## Short exercise
Sort through the data and copy the lines holding the word "VOLUME".

## Raw records
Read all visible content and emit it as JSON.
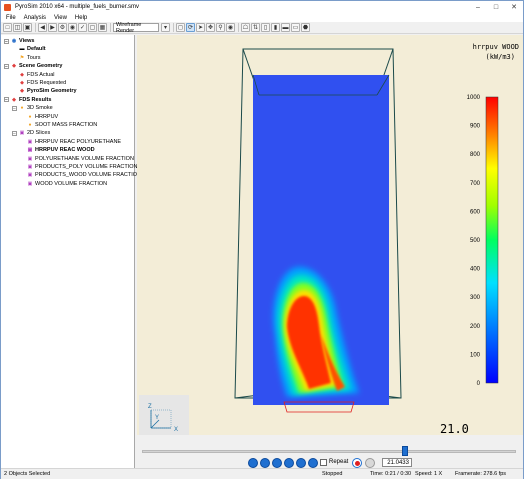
{
  "window": {
    "title": "PyroSim 2010 x64 - multiple_fuels_burner.smv"
  },
  "menu": [
    "File",
    "Analysis",
    "View",
    "Help"
  ],
  "toolbar": {
    "render_mode": "Wireframe Render"
  },
  "tree": {
    "items": [
      {
        "label": "Views",
        "bold": true,
        "icon": "views-icon",
        "level": 0
      },
      {
        "label": "Default",
        "bold": true,
        "icon": "view-icon",
        "level": 1
      },
      {
        "label": "Tours",
        "bold": false,
        "icon": "tour-icon",
        "level": 1
      },
      {
        "label": "Scene Geometry",
        "bold": true,
        "icon": "geometry-icon",
        "level": 0
      },
      {
        "label": "FDS Actual",
        "bold": false,
        "icon": "geometry-icon",
        "level": 1
      },
      {
        "label": "FDS Requested",
        "bold": false,
        "icon": "geometry-icon",
        "level": 1
      },
      {
        "label": "PyroSim Geometry",
        "bold": true,
        "icon": "geometry-icon",
        "level": 1
      },
      {
        "label": "FDS Results",
        "bold": true,
        "icon": "results-icon",
        "level": 0
      },
      {
        "label": "3D Smoke",
        "bold": false,
        "icon": "smoke-icon",
        "level": 1
      },
      {
        "label": "HRRPUV",
        "bold": false,
        "icon": "smoke-icon",
        "level": 2
      },
      {
        "label": "SOOT MASS FRACTION",
        "bold": false,
        "icon": "smoke-icon",
        "level": 2
      },
      {
        "label": "2D Slices",
        "bold": false,
        "icon": "slice-icon",
        "level": 1
      },
      {
        "label": "HRRPUV REAC POLYURETHANE",
        "bold": false,
        "icon": "slice-icon",
        "level": 2
      },
      {
        "label": "HRRPUV REAC WOOD",
        "bold": true,
        "icon": "slice-icon",
        "level": 2
      },
      {
        "label": "POLYURETHANE VOLUME FRACTION",
        "bold": false,
        "icon": "slice-icon",
        "level": 2
      },
      {
        "label": "PRODUCTS_POLY VOLUME FRACTION",
        "bold": false,
        "icon": "slice-icon",
        "level": 2
      },
      {
        "label": "PRODUCTS_WOOD VOLUME FRACTION",
        "bold": false,
        "icon": "slice-icon",
        "level": 2
      },
      {
        "label": "WOOD VOLUME FRACTION",
        "bold": false,
        "icon": "slice-icon",
        "level": 2
      }
    ]
  },
  "legend": {
    "title_line1": "hrrpuv WOOD",
    "title_line2": "(kW/m3)",
    "ticks": [
      "1000",
      "900",
      "800",
      "700",
      "600",
      "500",
      "400",
      "300",
      "200",
      "100",
      "0"
    ]
  },
  "viewport": {
    "time_readout": "21.0",
    "axis_labels": [
      "Z",
      "Y",
      "X"
    ]
  },
  "playback": {
    "repeat_label": "Repeat",
    "repeat_checked": false,
    "time_field": "21.0433"
  },
  "status": {
    "selection": "2 Objects Selected",
    "state": "Stopped",
    "time": "Time: 0:21 / 0:30",
    "speed": "Speed: 1 X",
    "framerate": "Framerate: 278.6 fps"
  },
  "colors": {
    "scale_top": "#ff0000",
    "scale_mid": "#00ff66",
    "scale_bottom": "#0000ff",
    "domain_fill": "#3050f0",
    "background": "#f3edd7"
  }
}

## Written response
        "label": "POLYURETHANE VOLUME FRACTION",
        "label": "PRODUCTS_POLY VOLUME FRACTION",
        "label": "PRODUCTS_WOOD VOLUME FRACTION",
        "label": "WOOD VOLUME FRACTION",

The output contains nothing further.